Aim of the task:
Render every line of the records below as a Markdown table with the columns "Row" and "Record line," numbering the rows in order and leaving out blank lines and pictures.

— Start Exercise input —

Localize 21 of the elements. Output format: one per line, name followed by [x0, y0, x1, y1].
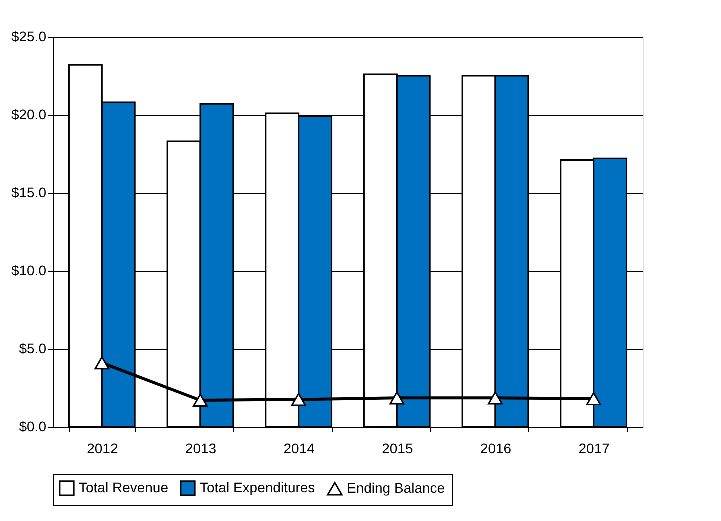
y-tick-label: $20.0 — [11, 106, 47, 122]
x-tick-label: 2017 — [578, 440, 610, 456]
point — [488, 392, 503, 405]
x-tick-label: 2016 — [480, 440, 512, 456]
point — [94, 356, 110, 370]
x-tick-label: 2015 — [382, 440, 414, 456]
point — [193, 394, 208, 408]
legend-label: Total Expenditures — [200, 479, 316, 496]
y-tick-label: $0.0 — [19, 418, 47, 434]
point — [586, 392, 602, 406]
x-tick-label: 2014 — [284, 440, 316, 456]
y-tick-label: $25.0 — [11, 28, 47, 44]
point — [390, 392, 405, 405]
y-tick-label: $5.0 — [19, 340, 47, 356]
legend-label: Ending Balance — [347, 480, 446, 496]
point — [291, 393, 306, 406]
x-tick-label: 2013 — [185, 440, 217, 456]
y-tick-label: $15.0 — [11, 184, 47, 200]
legend-label: Total Revenue — [79, 479, 169, 496]
x-tick-label: 2012 — [87, 440, 118, 456]
y-tick-label: $10.0 — [11, 262, 47, 278]
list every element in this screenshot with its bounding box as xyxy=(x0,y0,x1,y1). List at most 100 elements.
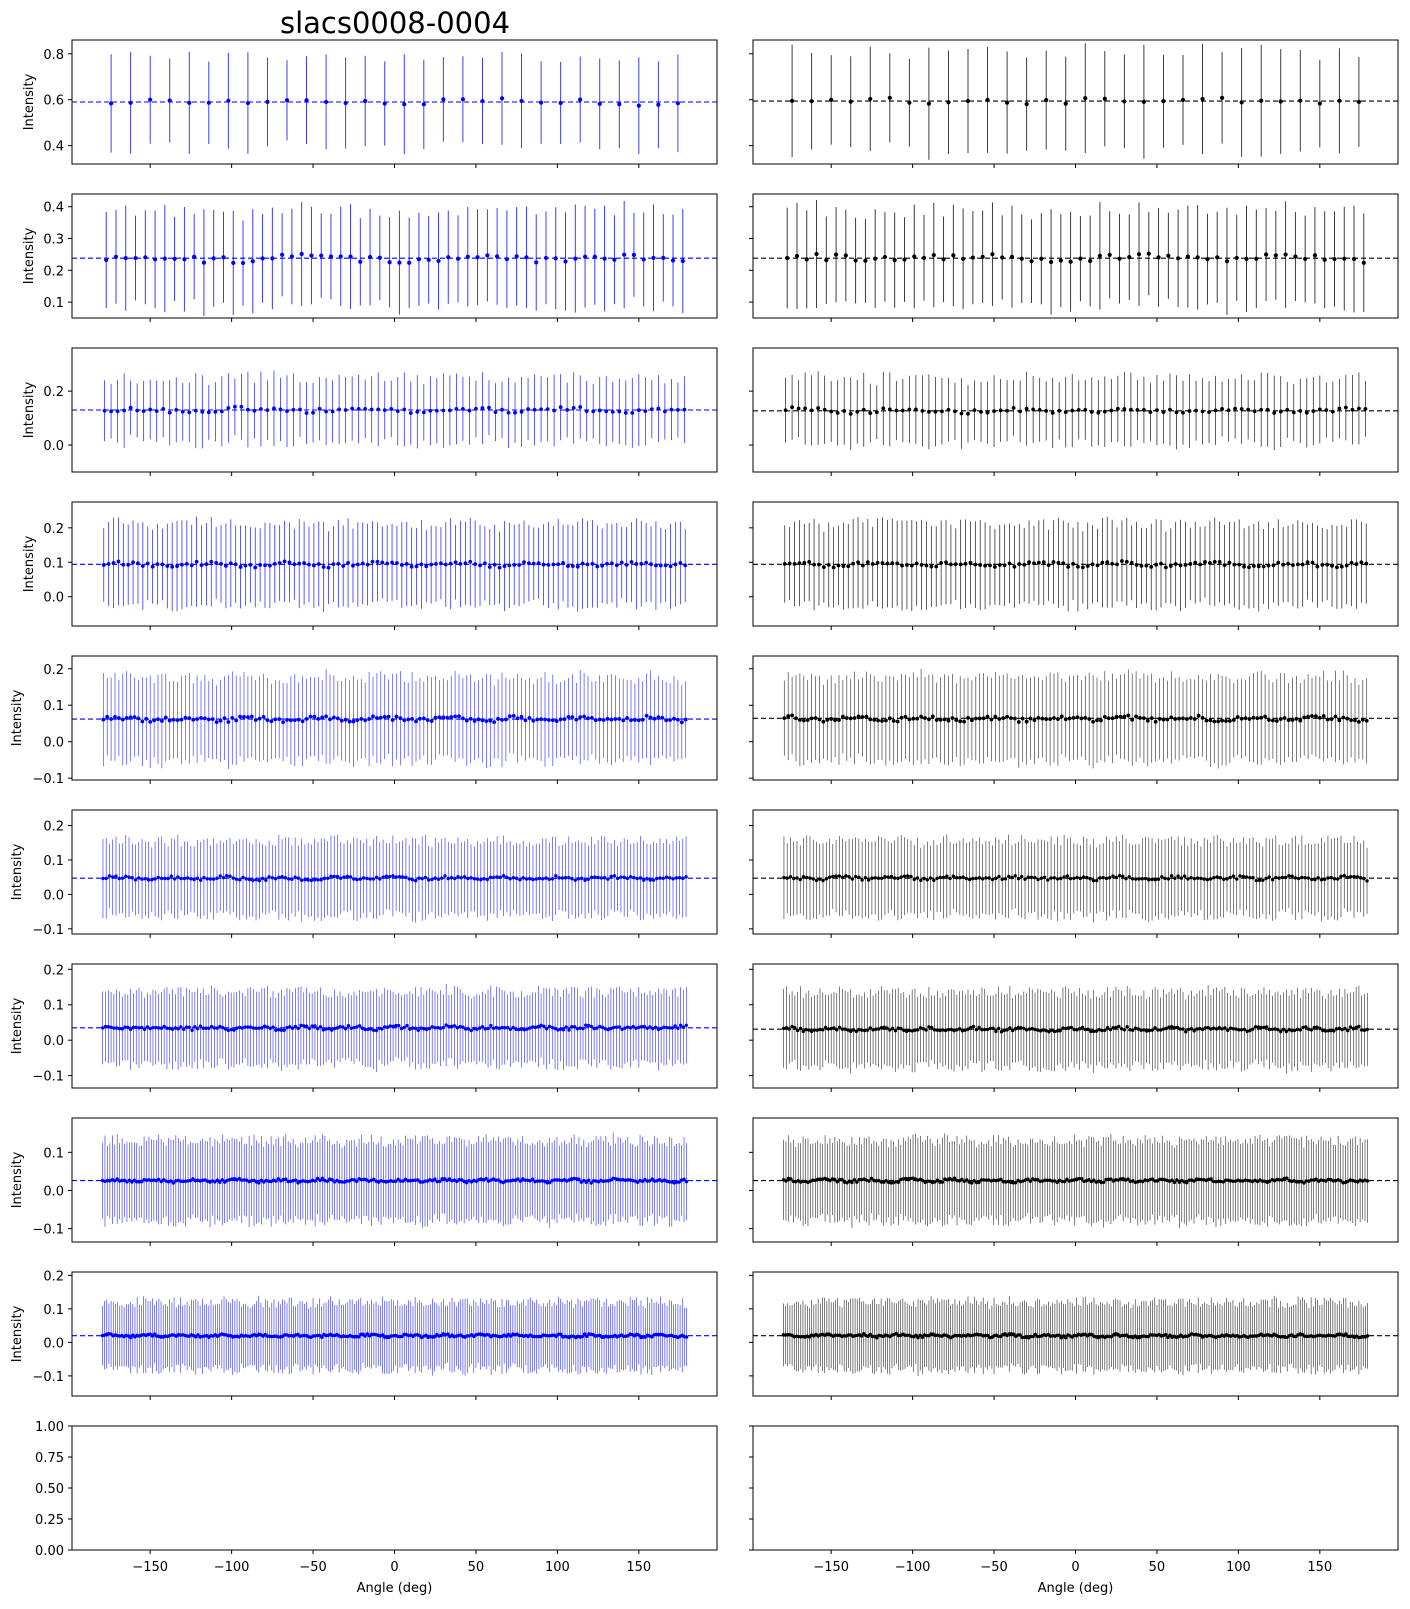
data-point xyxy=(904,1029,909,1034)
data-point xyxy=(1247,717,1252,721)
data-point xyxy=(866,878,871,882)
data-point xyxy=(355,562,360,567)
data-point xyxy=(167,410,172,415)
data-point xyxy=(442,1176,447,1181)
data-point xyxy=(436,877,441,881)
y-tick-label: 0.0 xyxy=(43,591,64,606)
data-point xyxy=(1290,718,1295,722)
data-point xyxy=(1044,717,1049,721)
data-point xyxy=(944,560,948,565)
data-point xyxy=(619,560,624,565)
data-point xyxy=(1220,407,1224,411)
data-point xyxy=(1357,406,1361,411)
data-point xyxy=(596,875,600,880)
data-point xyxy=(837,1025,842,1030)
data-point xyxy=(1323,1029,1328,1033)
data-point xyxy=(1097,253,1103,258)
data-point xyxy=(347,719,352,724)
data-point xyxy=(1088,258,1093,264)
data-point xyxy=(1174,410,1179,415)
data-point xyxy=(1365,1027,1369,1032)
data-point xyxy=(1220,1027,1224,1031)
data-point xyxy=(790,405,794,410)
data-point xyxy=(260,876,265,881)
data-point xyxy=(567,1028,571,1032)
data-point xyxy=(802,560,807,565)
data-point xyxy=(790,1024,794,1029)
data-point xyxy=(1286,718,1291,722)
data-point xyxy=(252,408,257,413)
data-point xyxy=(394,1023,398,1028)
data-point xyxy=(949,562,953,567)
data-point xyxy=(575,564,580,569)
data-point xyxy=(950,1178,954,1182)
data-point xyxy=(648,878,652,882)
data-point xyxy=(404,562,409,566)
data-point xyxy=(656,406,661,411)
data-point xyxy=(990,252,995,257)
data-point xyxy=(472,719,477,723)
data-point xyxy=(1129,560,1134,565)
data-point xyxy=(612,874,617,878)
data-point xyxy=(326,565,331,570)
data-point xyxy=(181,1027,186,1031)
data-point xyxy=(1159,561,1163,566)
data-point xyxy=(328,254,334,259)
y-tick-label: −0.1 xyxy=(32,1070,64,1085)
data-point xyxy=(1038,1179,1042,1183)
data-point xyxy=(1124,559,1129,564)
data-point xyxy=(1341,715,1346,720)
data-point xyxy=(1253,1025,1258,1029)
data-point xyxy=(226,1028,231,1033)
data-point xyxy=(380,1333,385,1337)
data-point xyxy=(343,717,348,722)
data-point xyxy=(609,874,613,879)
data-point xyxy=(1317,715,1322,720)
data-point xyxy=(284,98,290,103)
data-point xyxy=(881,406,886,411)
data-point xyxy=(932,878,936,882)
data-point xyxy=(580,876,584,881)
data-point xyxy=(563,259,568,264)
data-point xyxy=(133,255,138,261)
data-point xyxy=(919,878,923,883)
subplot-r2-c2 xyxy=(749,193,1399,322)
data-point xyxy=(128,1027,133,1032)
data-point xyxy=(250,259,255,264)
data-point xyxy=(651,255,656,260)
data-point xyxy=(814,251,819,257)
data-point xyxy=(348,254,353,259)
data-point xyxy=(1216,719,1221,724)
data-point xyxy=(1263,252,1269,257)
data-point xyxy=(365,562,370,567)
data-point xyxy=(1101,875,1105,880)
data-point xyxy=(958,719,963,724)
data-point xyxy=(843,253,848,258)
data-point xyxy=(851,561,856,566)
data-point xyxy=(786,714,791,718)
data-point xyxy=(787,561,792,566)
data-point xyxy=(919,714,923,719)
axes-frame xyxy=(752,963,1399,1089)
data-point xyxy=(823,1025,828,1030)
y-tick-label: 0.3 xyxy=(43,233,64,248)
data-point xyxy=(1080,565,1085,570)
data-point xyxy=(150,564,155,569)
data-point xyxy=(324,1027,328,1031)
data-point xyxy=(157,1177,161,1182)
data-point xyxy=(282,1028,286,1032)
data-point xyxy=(268,1026,272,1031)
data-point xyxy=(534,260,539,265)
data-point xyxy=(1139,564,1144,568)
data-point xyxy=(809,1029,814,1034)
data-point xyxy=(1251,715,1256,720)
data-point xyxy=(1170,1025,1174,1029)
data-point xyxy=(829,409,834,414)
data-point xyxy=(985,714,990,719)
data-point xyxy=(1164,565,1168,570)
data-point xyxy=(1263,714,1267,719)
data-point xyxy=(1198,1026,1202,1031)
data-point xyxy=(191,1177,195,1181)
y-tick-label: −0.1 xyxy=(32,923,64,938)
data-point xyxy=(1111,874,1115,878)
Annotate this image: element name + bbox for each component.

— End Exercise input —

Exercise output:
| Row | Record line |
|---|---|
| 1 | Localize 21 of the elements. Output format: one per line, name followed by [x0, y0, x1, y1]. |
| 2 | y-tick-label: $20.0 — [11, 106, 47, 122] |
| 3 | x-tick-label: 2017 — [578, 440, 610, 456] |
| 4 | point — [488, 392, 503, 405] |
| 5 | x-tick-label: 2016 — [480, 440, 512, 456] |
| 6 | point — [94, 356, 110, 370] |
| 7 | x-tick-label: 2015 — [382, 440, 414, 456] |
| 8 | point — [193, 394, 208, 408] |
| 9 | legend-label: Total Expenditures — [200, 479, 316, 496] |
| 10 | y-tick-label: $0.0 — [19, 418, 47, 434] |
| 11 | point — [586, 392, 602, 406] |
| 12 | x-tick-label: 2014 — [284, 440, 316, 456] |
| 13 | y-tick-label: $25.0 — [11, 28, 47, 44] |
| 14 | point — [390, 392, 405, 405] |
| 15 | y-tick-label: $5.0 — [19, 340, 47, 356] |
| 16 | legend-label: Ending Balance — [347, 480, 446, 496] |
| 17 | point — [291, 393, 306, 406] |
| 18 | x-tick-label: 2013 — [185, 440, 217, 456] |
| 19 | y-tick-label: $15.0 — [11, 184, 47, 200] |
| 20 | legend-label: Total Revenue — [79, 479, 169, 496] |
| 21 | x-tick-label: 2012 — [87, 440, 118, 456] |
| 22 | y-tick-label: $10.0 — [11, 262, 47, 278] |
| 23 | list every element in this screenshot with its bounding box as xyxy=(x0,y0,x1,y1). List at most 100 elements. |
| 24 | data-point xyxy=(904,1029,909,1034) |
| 25 | data-point xyxy=(1247,717,1252,721) |
| 26 | data-point xyxy=(866,878,871,882) |
| 27 | data-point xyxy=(355,562,360,567) |
| 28 | data-point xyxy=(167,410,172,415) |
| 29 | data-point xyxy=(442,1176,447,1181) |
| 30 | data-point xyxy=(436,877,441,881) |
| 31 | y-tick-label: 0.0 xyxy=(43,591,64,606) |
| 32 | data-point xyxy=(1290,718,1295,722) |
| 33 | data-point xyxy=(1044,717,1049,721) |
| 34 | data-point xyxy=(944,560,948,565) |
| 35 | data-point xyxy=(619,560,624,565) |
| 36 | data-point xyxy=(1220,407,1224,411) |
| 37 | data-point xyxy=(1357,406,1361,411) |
| 38 | data-point xyxy=(596,875,600,880) |
| 39 | data-point xyxy=(837,1025,842,1030) |
| 40 | data-point xyxy=(1323,1029,1328,1033) |
| 41 | data-point xyxy=(1097,253,1103,258) |
| 42 | data-point xyxy=(347,719,352,724) |
| 43 | data-point xyxy=(1088,258,1093,264) |
| 44 | data-point xyxy=(1174,410,1179,415) |
| 45 | data-point xyxy=(1365,1027,1369,1032) |
| 46 | data-point xyxy=(1220,1027,1224,1031) |
| 47 | data-point xyxy=(790,405,794,410) |
| 48 | data-point xyxy=(260,876,265,881) |
| 49 | data-point xyxy=(567,1028,571,1032) |
| 50 | data-point xyxy=(802,560,807,565) |
| 51 | data-point xyxy=(790,1024,794,1029) |
| 52 | data-point xyxy=(1286,718,1291,722) |
| 53 | data-point xyxy=(252,408,257,413) |
| 54 | data-point xyxy=(394,1023,398,1028) |
| 55 | data-point xyxy=(949,562,953,567) |
| 56 | data-point xyxy=(575,564,580,569) |
| 57 | data-point xyxy=(950,1178,954,1182) |
| 58 | data-point xyxy=(648,878,652,882) |
| 59 | data-point xyxy=(404,562,409,566) |
| 60 | data-point xyxy=(656,406,661,411) |
| 61 | data-point xyxy=(990,252,995,257) |
| 62 | data-point xyxy=(472,719,477,723) |
| 63 | data-point xyxy=(1129,560,1134,565) |
| 64 | data-point xyxy=(612,874,617,878) |
| 65 | data-point xyxy=(326,565,331,570) |
| 66 | data-point xyxy=(181,1027,186,1031) |
| 67 | data-point xyxy=(1159,561,1163,566) |
| 68 | data-point xyxy=(328,254,334,259) |
| 69 | y-tick-label: −0.1 xyxy=(32,1070,64,1085) |
| 70 | data-point xyxy=(1038,1179,1042,1183) |
| 71 | data-point xyxy=(1124,559,1129,564) |
| 72 | data-point xyxy=(1341,715,1346,720) |
| 73 | data-point xyxy=(1253,1025,1258,1029) |
| 74 | data-point xyxy=(226,1028,231,1033) |
| 75 | data-point xyxy=(380,1333,385,1337) |
| 76 | data-point xyxy=(343,717,348,722) |
| 77 | data-point xyxy=(609,874,613,879) |
| 78 | data-point xyxy=(1317,715,1322,720) |
| 79 | data-point xyxy=(284,98,290,103) |
| 80 | data-point xyxy=(881,406,886,411) |
| 81 | data-point xyxy=(932,878,936,882) |
| 82 | data-point xyxy=(580,876,584,881) |
| 83 | data-point xyxy=(563,259,568,264) |
| 84 | data-point xyxy=(133,255,138,261) |
| 85 | data-point xyxy=(919,878,923,883) |
| 86 | subplot-r2-c2 xyxy=(749,193,1399,322) |
| 87 | data-point xyxy=(128,1027,133,1032) |
| 88 | data-point xyxy=(250,259,255,264) |
| 89 | data-point xyxy=(651,255,656,260) |
| 90 | data-point xyxy=(814,251,819,257) |
| 91 | data-point xyxy=(348,254,353,259) |
| 92 | data-point xyxy=(1216,719,1221,724) |
| 93 | data-point xyxy=(1263,252,1269,257) |
| 94 | data-point xyxy=(365,562,370,567) |
| 95 | data-point xyxy=(1101,875,1105,880) |
| 96 | data-point xyxy=(958,719,963,724) |
| 97 | data-point xyxy=(843,253,848,258) |
| 98 | data-point xyxy=(851,561,856,566) |
| 99 | data-point xyxy=(786,714,791,718) |
| 100 | data-point xyxy=(787,561,792,566) |
| 101 | data-point xyxy=(919,714,923,719) |
| 102 | axes-frame xyxy=(752,963,1399,1089) |
| 103 | data-point xyxy=(823,1025,828,1030) |
| 104 | y-tick-label: 0.3 xyxy=(43,233,64,248) |
| 105 | data-point xyxy=(1080,565,1085,570) |
| 106 | data-point xyxy=(150,564,155,569) |
| 107 | data-point xyxy=(324,1027,328,1031) |
| 108 | data-point xyxy=(157,1177,161,1182) |
| 109 | data-point xyxy=(282,1028,286,1032) |
| 110 | data-point xyxy=(268,1026,272,1031) |
| 111 | data-point xyxy=(534,260,539,265) |
| 112 | data-point xyxy=(1139,564,1144,568) |
| 113 | data-point xyxy=(809,1029,814,1034) |
| 114 | data-point xyxy=(1251,715,1256,720) |
| 115 | data-point xyxy=(1170,1025,1174,1029) |
| 116 | data-point xyxy=(829,409,834,414) |
| 117 | data-point xyxy=(985,714,990,719) |
| 118 | data-point xyxy=(1164,565,1168,570) |
| 119 | data-point xyxy=(1263,714,1267,719) |
| 120 | data-point xyxy=(1198,1026,1202,1031) |
| 121 | data-point xyxy=(191,1177,195,1181) |
| 122 | y-tick-label: −0.1 xyxy=(32,923,64,938) |
| 123 | data-point xyxy=(1111,874,1115,878) |
| 124 | Annotate this image: element name + bbox for each component. |